# Stated task:
The data below needs to be returned exactly, line for line.

# Extracted records:

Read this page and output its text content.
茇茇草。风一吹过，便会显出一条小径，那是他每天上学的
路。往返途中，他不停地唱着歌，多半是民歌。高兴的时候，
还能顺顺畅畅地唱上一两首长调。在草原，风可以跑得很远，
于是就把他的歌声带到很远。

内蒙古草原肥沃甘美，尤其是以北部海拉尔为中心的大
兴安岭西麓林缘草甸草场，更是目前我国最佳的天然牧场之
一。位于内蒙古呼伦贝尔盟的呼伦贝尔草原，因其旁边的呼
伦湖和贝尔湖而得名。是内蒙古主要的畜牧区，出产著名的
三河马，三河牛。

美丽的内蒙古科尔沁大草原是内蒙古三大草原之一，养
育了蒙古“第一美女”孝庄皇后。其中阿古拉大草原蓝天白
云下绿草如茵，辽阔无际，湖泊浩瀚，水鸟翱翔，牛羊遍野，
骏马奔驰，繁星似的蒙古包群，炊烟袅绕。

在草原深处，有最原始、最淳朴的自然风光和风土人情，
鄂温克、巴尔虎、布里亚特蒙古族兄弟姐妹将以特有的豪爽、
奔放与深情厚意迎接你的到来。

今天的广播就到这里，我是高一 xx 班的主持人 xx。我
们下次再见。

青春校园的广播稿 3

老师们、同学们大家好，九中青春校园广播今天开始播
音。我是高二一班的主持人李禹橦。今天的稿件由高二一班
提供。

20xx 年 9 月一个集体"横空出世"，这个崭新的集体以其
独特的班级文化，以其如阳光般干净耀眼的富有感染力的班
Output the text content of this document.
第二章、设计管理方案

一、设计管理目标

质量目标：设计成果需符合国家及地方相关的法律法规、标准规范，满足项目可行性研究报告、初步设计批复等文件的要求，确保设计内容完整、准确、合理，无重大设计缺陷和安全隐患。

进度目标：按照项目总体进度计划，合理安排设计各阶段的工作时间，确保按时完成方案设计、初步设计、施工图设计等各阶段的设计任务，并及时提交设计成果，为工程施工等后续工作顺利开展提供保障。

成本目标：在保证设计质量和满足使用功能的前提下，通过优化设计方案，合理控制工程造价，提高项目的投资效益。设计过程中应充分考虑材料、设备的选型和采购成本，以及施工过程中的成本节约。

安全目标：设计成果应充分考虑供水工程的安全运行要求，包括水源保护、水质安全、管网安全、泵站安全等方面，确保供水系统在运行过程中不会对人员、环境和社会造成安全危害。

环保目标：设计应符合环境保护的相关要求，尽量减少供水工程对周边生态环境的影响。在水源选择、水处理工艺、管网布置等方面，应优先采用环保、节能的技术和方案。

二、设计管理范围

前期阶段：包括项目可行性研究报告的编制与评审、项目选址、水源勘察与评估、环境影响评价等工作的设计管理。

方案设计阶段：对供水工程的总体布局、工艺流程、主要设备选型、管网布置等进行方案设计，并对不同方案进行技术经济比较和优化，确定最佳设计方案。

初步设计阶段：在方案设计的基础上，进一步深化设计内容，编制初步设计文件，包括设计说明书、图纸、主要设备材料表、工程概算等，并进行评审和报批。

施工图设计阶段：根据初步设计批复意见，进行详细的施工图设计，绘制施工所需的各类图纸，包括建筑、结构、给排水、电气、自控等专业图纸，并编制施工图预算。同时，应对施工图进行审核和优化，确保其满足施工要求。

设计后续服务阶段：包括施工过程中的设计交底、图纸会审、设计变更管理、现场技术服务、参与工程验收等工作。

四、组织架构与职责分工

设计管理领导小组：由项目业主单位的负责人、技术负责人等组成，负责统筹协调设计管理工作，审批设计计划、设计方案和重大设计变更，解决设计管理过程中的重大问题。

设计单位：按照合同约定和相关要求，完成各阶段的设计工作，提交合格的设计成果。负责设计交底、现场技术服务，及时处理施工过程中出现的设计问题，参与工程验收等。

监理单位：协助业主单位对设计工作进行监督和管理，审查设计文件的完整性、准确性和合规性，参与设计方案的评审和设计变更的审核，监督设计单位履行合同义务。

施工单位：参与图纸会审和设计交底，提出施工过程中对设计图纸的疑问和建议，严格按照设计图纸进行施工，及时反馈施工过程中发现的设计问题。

# Solution below:
Read this page and output its text content.
茇茇草。风一吹过，便会显出一条小径，那是他每天上学的
路。往返途中，他不停地唱着歌，多半是民歌。高兴的时候，
还能顺顺畅畅地唱上一两首长调。在草原，风可以跑得很远，
于是就把他的歌声带到很远。

内蒙古草原肥沃甘美，尤其是以北部海拉尔为中心的大
兴安岭西麓林缘草甸草场，更是目前我国最佳的天然牧场之
一。位于内蒙古呼伦贝尔盟的呼伦贝尔草原，因其旁边的呼
伦湖和贝尔湖而得名。是内蒙古主要的畜牧区，出产著名的
三河马，三河牛。

美丽的内蒙古科尔沁大草原是内蒙古三大草原之一，养
育了蒙古“第一美女”孝庄皇后。其中阿古拉大草原蓝天白
云下绿草如茵，辽阔无际，湖泊浩瀚，水鸟翱翔，牛羊遍野，
骏马奔驰，繁星似的蒙古包群，炊烟袅绕。

在草原深处，有最原始、最淳朴的自然风光和风土人情，
鄂温克、巴尔虎、布里亚特蒙古族兄弟姐妹将以特有的豪爽、
奔放与深情厚意迎接你的到来。

今天的广播就到这里，我是高一 xx 班的主持人 xx。我
们下次再见。

青春校园的广播稿 3

老师们、同学们大家好，九中青春校园广播今天开始播
音。我是高二一班的主持人李禹橦。今天的稿件由高二一班
提供。

20xx 年 9 月一个集体"横空出世"，这个崭新的集体以其
独特的班级文化，以其如阳光般干净耀眼的富有感染力的班
Output the text content of this document.
第二章、设计管理方案

一、设计管理目标

质量目标：设计成果需符合国家及地方相关的法律法规、标准规范，满足项目可行性研究报告、初步设计批复等文件的要求，确保设计内容完整、准确、合理，无重大设计缺陷和安全隐患。

进度目标：按照项目总体进度计划，合理安排设计各阶段的工作时间，确保按时完成方案设计、初步设计、施工图设计等各阶段的设计任务，并及时提交设计成果，为工程施工等后续工作顺利开展提供保障。

成本目标：在保证设计质量和满足使用功能的前提下，通过优化设计方案，合理控制工程造价，提高项目的投资效益。设计过程中应充分考虑材料、设备的选型和采购成本，以及施工过程中的成本节约。

安全目标：设计成果应充分考虑供水工程的安全运行要求，包括水源保护、水质安全、管网安全、泵站安全等方面，确保供水系统在运行过程中不会对人员、环境和社会造成安全危害。

环保目标：设计应符合环境保护的相关要求，尽量减少供水工程对周边生态环境的影响。在水源选择、水处理工艺、管网布置等方面，应优先采用环保、节能的技术和方案。

二、设计管理范围

前期阶段：包括项目可行性研究报告的编制与评审、项目选址、水源勘察与评估、环境影响评价等工作的设计管理。

方案设计阶段：对供水工程的总体布局、工艺流程、主要设备选型、管网布置等进行方案设计，并对不同方案进行技术经济比较和优化，确定最佳设计方案。

初步设计阶段：在方案设计的基础上，进一步深化设计内容，编制初步设计文件，包括设计说明书、图纸、主要设备材料表、工程概算等，并进行评审和报批。

施工图设计阶段：根据初步设计批复意见，进行详细的施工图设计，绘制施工所需的各类图纸，包括建筑、结构、给排水、电气、自控等专业图纸，并编制施工图预算。同时，应对施工图进行审核和优化，确保其满足施工要求。

设计后续服务阶段：包括施工过程中的设计交底、图纸会审、设计变更管理、现场技术服务、参与工程验收等工作。

四、组织架构与职责分工

设计管理领导小组：由项目业主单位的负责人、技术负责人等组成，负责统筹协调设计管理工作，审批设计计划、设计方案和重大设计变更，解决设计管理过程中的重大问题。

设计单位：按照合同约定和相关要求，完成各阶段的设计工作，提交合格的设计成果。负责设计交底、现场技术服务，及时处理施工过程中出现的设计问题，参与工程验收等。

监理单位：协助业主单位对设计工作进行监督和管理，审查设计文件的完整性、准确性和合规性，参与设计方案的评审和设计变更的审核，监督设计单位履行合同义务。

施工单位：参与图纸会审和设计交底，提出施工过程中对设计图纸的疑问和建议，严格按照设计图纸进行施工，及时反馈施工过程中发现的设计问题。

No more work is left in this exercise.